-- START OF THE RECORDS --
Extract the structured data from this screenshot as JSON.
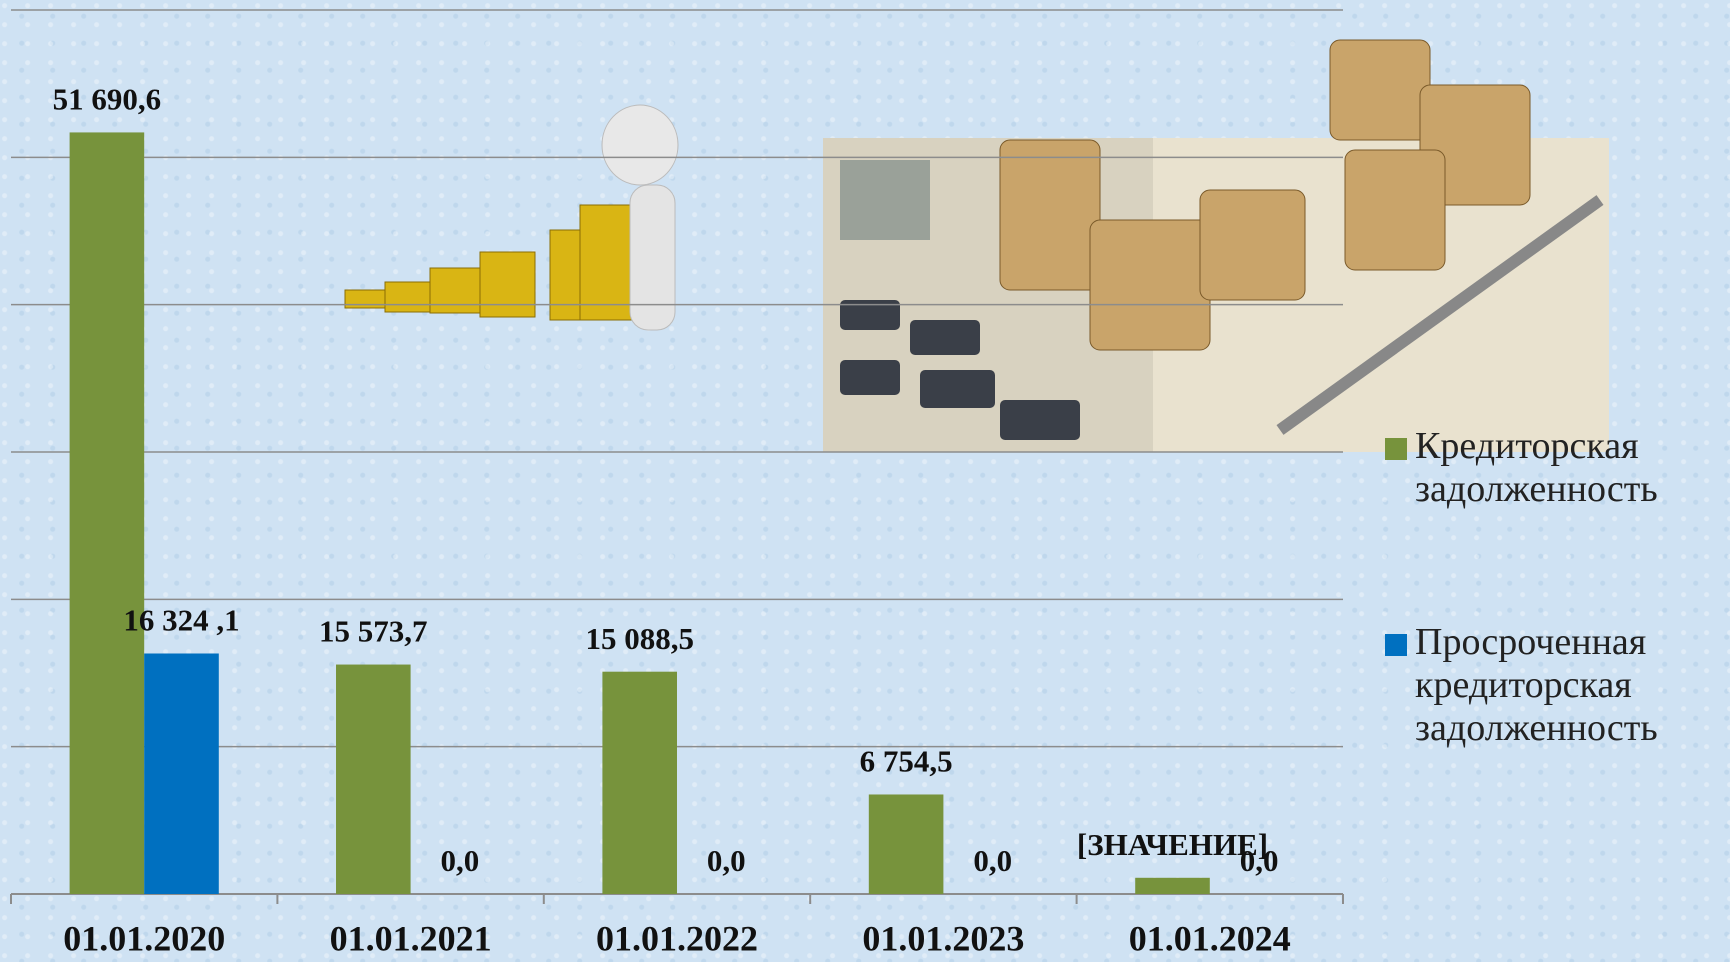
{
  "chart_data": {
    "type": "bar",
    "categories": [
      "01.01.2020",
      "01.01.2021",
      "01.01.2022",
      "01.01.2023",
      "01.01.2024"
    ],
    "series": [
      {
        "name": "Кредиторская задолженность",
        "color": "#77933c",
        "values": [
          51690.6,
          15573.7,
          15088.5,
          6754.5,
          1100
        ],
        "value_labels": [
          "51 690,6",
          "15 573,7",
          "15 088,5",
          "6 754,5",
          "[ЗНАЧЕНИЕ]"
        ]
      },
      {
        "name": "Просроченная кредиторская задолженность",
        "color": "#0070c0",
        "values": [
          16324.1,
          0,
          0,
          0,
          0
        ],
        "value_labels": [
          "16 324 ,1",
          "0,0",
          "0,0",
          "0,0",
          "0,0"
        ]
      }
    ],
    "ylim": [
      0,
      60000
    ],
    "yticks": [
      0,
      10000,
      20000,
      30000,
      40000,
      50000,
      60000
    ],
    "grid": true,
    "legend": "right"
  }
}
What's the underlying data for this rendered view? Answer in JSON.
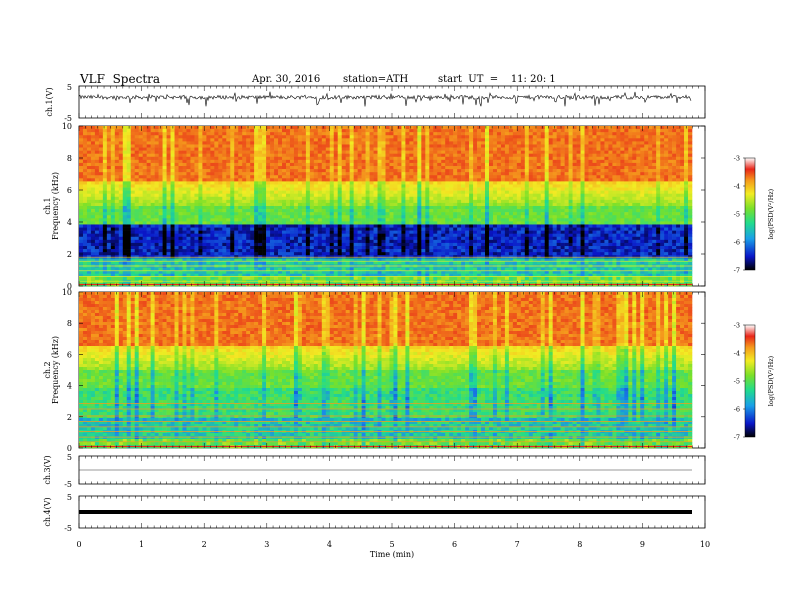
{
  "header": {
    "title": "VLF  Spectra",
    "date": "Apr. 30, 2016",
    "station": "station=ATH",
    "start": "start  UT  =    11: 20: 1"
  },
  "chart_data": [
    {
      "type": "line",
      "id": "ch1",
      "ylabel": "ch.1(V)",
      "yticks": [
        "5",
        "-5"
      ],
      "ylim": [
        -5,
        5
      ],
      "xlim": [
        0,
        10
      ],
      "description_values": {
        "baseline": 1.5,
        "noise_range": [
          -1.5,
          2.5
        ]
      }
    },
    {
      "type": "heatmap",
      "id": "ch1_spec",
      "ylabel": "ch.1\nFrequency  (kHz)",
      "ylabel_line1": "ch.1",
      "ylabel_line2": "Frequency  (kHz)",
      "yticks": [
        "0",
        "2",
        "4",
        "6",
        "8",
        "10"
      ],
      "ylim": [
        0,
        10
      ],
      "xlim": [
        0,
        9.8
      ],
      "colorbar": {
        "label": "log(PSD(V²/Hz)",
        "ticks": [
          "-3",
          "-4",
          "-5",
          "-6",
          "-7"
        ],
        "range": [
          -7,
          -3
        ]
      }
    },
    {
      "type": "heatmap",
      "id": "ch2_spec",
      "ylabel_line1": "ch.2",
      "ylabel_line2": "Frequency  (kHz)",
      "yticks": [
        "0",
        "2",
        "4",
        "6",
        "8",
        "10"
      ],
      "ylim": [
        0,
        10
      ],
      "xlim": [
        0,
        9.8
      ],
      "colorbar": {
        "label": "log(PSD(V²/Hz)",
        "ticks": [
          "-3",
          "-4",
          "-5",
          "-6",
          "-7"
        ],
        "range": [
          -7,
          -3
        ]
      }
    },
    {
      "type": "line",
      "id": "ch3",
      "ylabel": "ch.3(V)",
      "yticks": [
        "5",
        "-5"
      ],
      "ylim": [
        -5,
        5
      ],
      "xlim": [
        0,
        10
      ],
      "baseline": 0
    },
    {
      "type": "line",
      "id": "ch4",
      "ylabel": "ch.4(V)",
      "yticks": [
        "5",
        "-5"
      ],
      "ylim": [
        -5,
        5
      ],
      "xlim": [
        0,
        10
      ],
      "baseline": 0
    }
  ],
  "xaxis": {
    "label": "Time  (min)",
    "ticks": [
      "0",
      "1",
      "2",
      "3",
      "4",
      "5",
      "6",
      "7",
      "8",
      "9",
      "10"
    ]
  },
  "colors": {
    "red": "#e8261a",
    "orange": "#f59a1c",
    "yellow": "#f2ec23",
    "green": "#22d84a",
    "cyan": "#3fd6e8",
    "blue": "#1432d8",
    "navy": "#000b5e"
  }
}
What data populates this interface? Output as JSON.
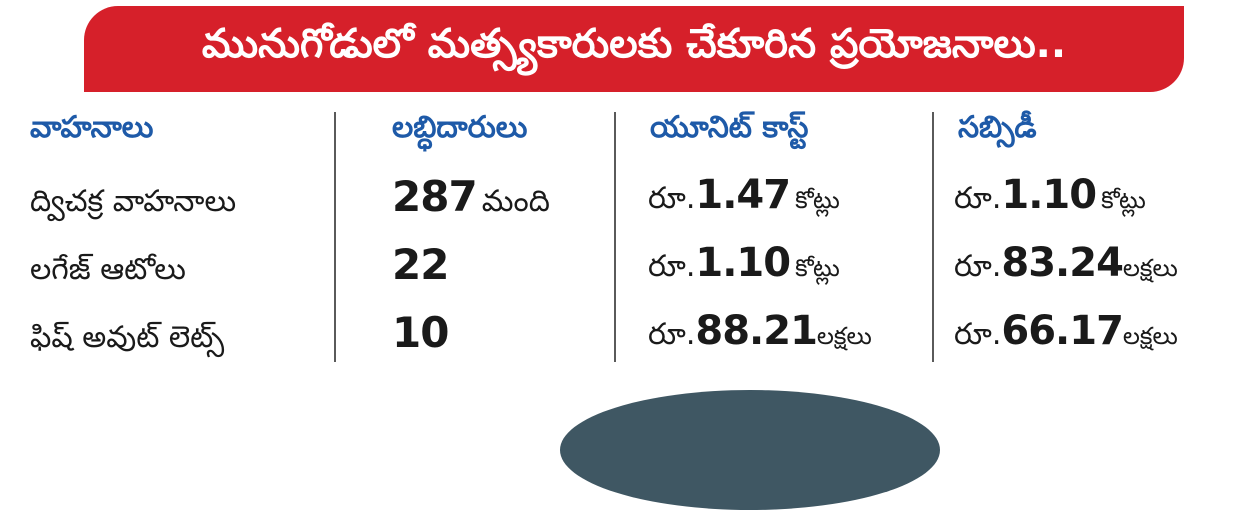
{
  "title": "మునుగోడులో మత్స్యకారులకు చేకూరిన ప్రయోజనాలు..",
  "columns": [
    "వాహనాలు",
    "లబ్ధిదారులు",
    "యూనిట్ కాస్ట్",
    "సబ్సిడీ"
  ],
  "rows": [
    {
      "vehicle": "ద్విచక్ర వాహనాలు",
      "beneficiaries": "287",
      "beneficiaries_unit": "మంది",
      "cost_prefix": "రూ.",
      "cost": "1.47",
      "cost_unit": "కోట్లు",
      "subsidy_prefix": "రూ.",
      "subsidy": "1.10",
      "subsidy_unit": "కోట్లు"
    },
    {
      "vehicle": "లగేజ్ ఆటోలు",
      "beneficiaries": "22",
      "beneficiaries_unit": "",
      "cost_prefix": "రూ.",
      "cost": "1.10",
      "cost_unit": "కోట్లు",
      "subsidy_prefix": "రూ.",
      "subsidy": "83.24",
      "subsidy_unit": "లక్షలు"
    },
    {
      "vehicle": "ఫిష్ అవుట్ లెట్స్",
      "beneficiaries": "10",
      "beneficiaries_unit": "",
      "cost_prefix": "రూ.",
      "cost": "88.21",
      "cost_unit": "లక్షలు",
      "subsidy_prefix": "రూ.",
      "subsidy": "66.17",
      "subsidy_unit": "లక్షలు"
    }
  ],
  "colors": {
    "banner": "#d6202a",
    "header_text": "#1e5aa8",
    "divider": "#5a5a5a"
  }
}
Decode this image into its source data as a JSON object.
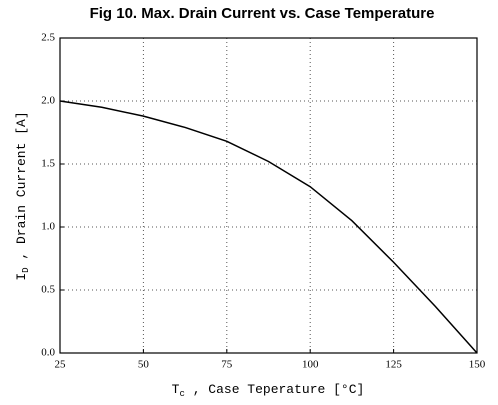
-- END OF THE RECORDS --
Write out each entry exactly as given, omitting any picture.

Extract the structured data from this screenshot as JSON.
{
  "chart_data": {
    "type": "bar",
    "categories": [
      "01.01.2020",
      "01.01.2021",
      "01.01.2022",
      "01.01.2023",
      "01.01.2024"
    ],
    "series": [
      {
        "name": "Кредиторская задолженность",
        "color": "#77933c",
        "values": [
          51690.6,
          15573.7,
          15088.5,
          6754.5,
          1100
        ],
        "value_labels": [
          "51 690,6",
          "15 573,7",
          "15 088,5",
          "6 754,5",
          "[ЗНАЧЕНИЕ]"
        ]
      },
      {
        "name": "Просроченная кредиторская задолженность",
        "color": "#0070c0",
        "values": [
          16324.1,
          0,
          0,
          0,
          0
        ],
        "value_labels": [
          "16 324 ,1",
          "0,0",
          "0,0",
          "0,0",
          "0,0"
        ]
      }
    ],
    "ylim": [
      0,
      60000
    ],
    "yticks": [
      0,
      10000,
      20000,
      30000,
      40000,
      50000,
      60000
    ],
    "grid": true,
    "legend": "right"
  }
}
What's the underlying data for this rendered view? Answer in JSON.
{
  "header": {
    "title": "VLF  Spectra",
    "date": "Apr. 30, 2016",
    "station": "station=ATH",
    "start": "start  UT  =    11: 20: 1"
  },
  "chart_data": [
    {
      "type": "line",
      "id": "ch1",
      "ylabel": "ch.1(V)",
      "yticks": [
        "5",
        "-5"
      ],
      "ylim": [
        -5,
        5
      ],
      "xlim": [
        0,
        10
      ],
      "description_values": {
        "baseline": 1.5,
        "noise_range": [
          -1.5,
          2.5
        ]
      }
    },
    {
      "type": "heatmap",
      "id": "ch1_spec",
      "ylabel": "ch.1\nFrequency  (kHz)",
      "ylabel_line1": "ch.1",
      "ylabel_line2": "Frequency  (kHz)",
      "yticks": [
        "0",
        "2",
        "4",
        "6",
        "8",
        "10"
      ],
      "ylim": [
        0,
        10
      ],
      "xlim": [
        0,
        9.8
      ],
      "colorbar": {
        "label": "log(PSD(V²/Hz)",
        "ticks": [
          "-3",
          "-4",
          "-5",
          "-6",
          "-7"
        ],
        "range": [
          -7,
          -3
        ]
      }
    },
    {
      "type": "heatmap",
      "id": "ch2_spec",
      "ylabel_line1": "ch.2",
      "ylabel_line2": "Frequency  (kHz)",
      "yticks": [
        "0",
        "2",
        "4",
        "6",
        "8",
        "10"
      ],
      "ylim": [
        0,
        10
      ],
      "xlim": [
        0,
        9.8
      ],
      "colorbar": {
        "label": "log(PSD(V²/Hz)",
        "ticks": [
          "-3",
          "-4",
          "-5",
          "-6",
          "-7"
        ],
        "range": [
          -7,
          -3
        ]
      }
    },
    {
      "type": "line",
      "id": "ch3",
      "ylabel": "ch.3(V)",
      "yticks": [
        "5",
        "-5"
      ],
      "ylim": [
        -5,
        5
      ],
      "xlim": [
        0,
        10
      ],
      "baseline": 0
    },
    {
      "type": "line",
      "id": "ch4",
      "ylabel": "ch.4(V)",
      "yticks": [
        "5",
        "-5"
      ],
      "ylim": [
        -5,
        5
      ],
      "xlim": [
        0,
        10
      ],
      "baseline": 0
    }
  ],
  "xaxis": {
    "label": "Time  (min)",
    "ticks": [
      "0",
      "1",
      "2",
      "3",
      "4",
      "5",
      "6",
      "7",
      "8",
      "9",
      "10"
    ]
  },
  "colors": {
    "red": "#e8261a",
    "orange": "#f59a1c",
    "yellow": "#f2ec23",
    "green": "#22d84a",
    "cyan": "#3fd6e8",
    "blue": "#1432d8",
    "navy": "#000b5e"
  }
}
What data populates this interface? Output as JSON.
{
  "title": "మునుగోడులో మత్స్యకారులకు చేకూరిన ప్రయోజనాలు..",
  "columns": [
    "వాహనాలు",
    "లబ్ధిదారులు",
    "యూనిట్ కాస్ట్",
    "సబ్సిడీ"
  ],
  "rows": [
    {
      "vehicle": "ద్విచక్ర వాహనాలు",
      "beneficiaries": "287",
      "beneficiaries_unit": "మంది",
      "cost_prefix": "రూ.",
      "cost": "1.47",
      "cost_unit": "కోట్లు",
      "subsidy_prefix": "రూ.",
      "subsidy": "1.10",
      "subsidy_unit": "కోట్లు"
    },
    {
      "vehicle": "లగేజ్ ఆటోలు",
      "beneficiaries": "22",
      "beneficiaries_unit": "",
      "cost_prefix": "రూ.",
      "cost": "1.10",
      "cost_unit": "కోట్లు",
      "subsidy_prefix": "రూ.",
      "subsidy": "83.24",
      "subsidy_unit": "లక్షలు"
    },
    {
      "vehicle": "ఫిష్ అవుట్ లెట్స్",
      "beneficiaries": "10",
      "beneficiaries_unit": "",
      "cost_prefix": "రూ.",
      "cost": "88.21",
      "cost_unit": "లక్షలు",
      "subsidy_prefix": "రూ.",
      "subsidy": "66.17",
      "subsidy_unit": "లక్షలు"
    }
  ],
  "colors": {
    "banner": "#d6202a",
    "header_text": "#1e5aa8",
    "divider": "#5a5a5a"
  }
}
Decode this image into its source data as a JSON object.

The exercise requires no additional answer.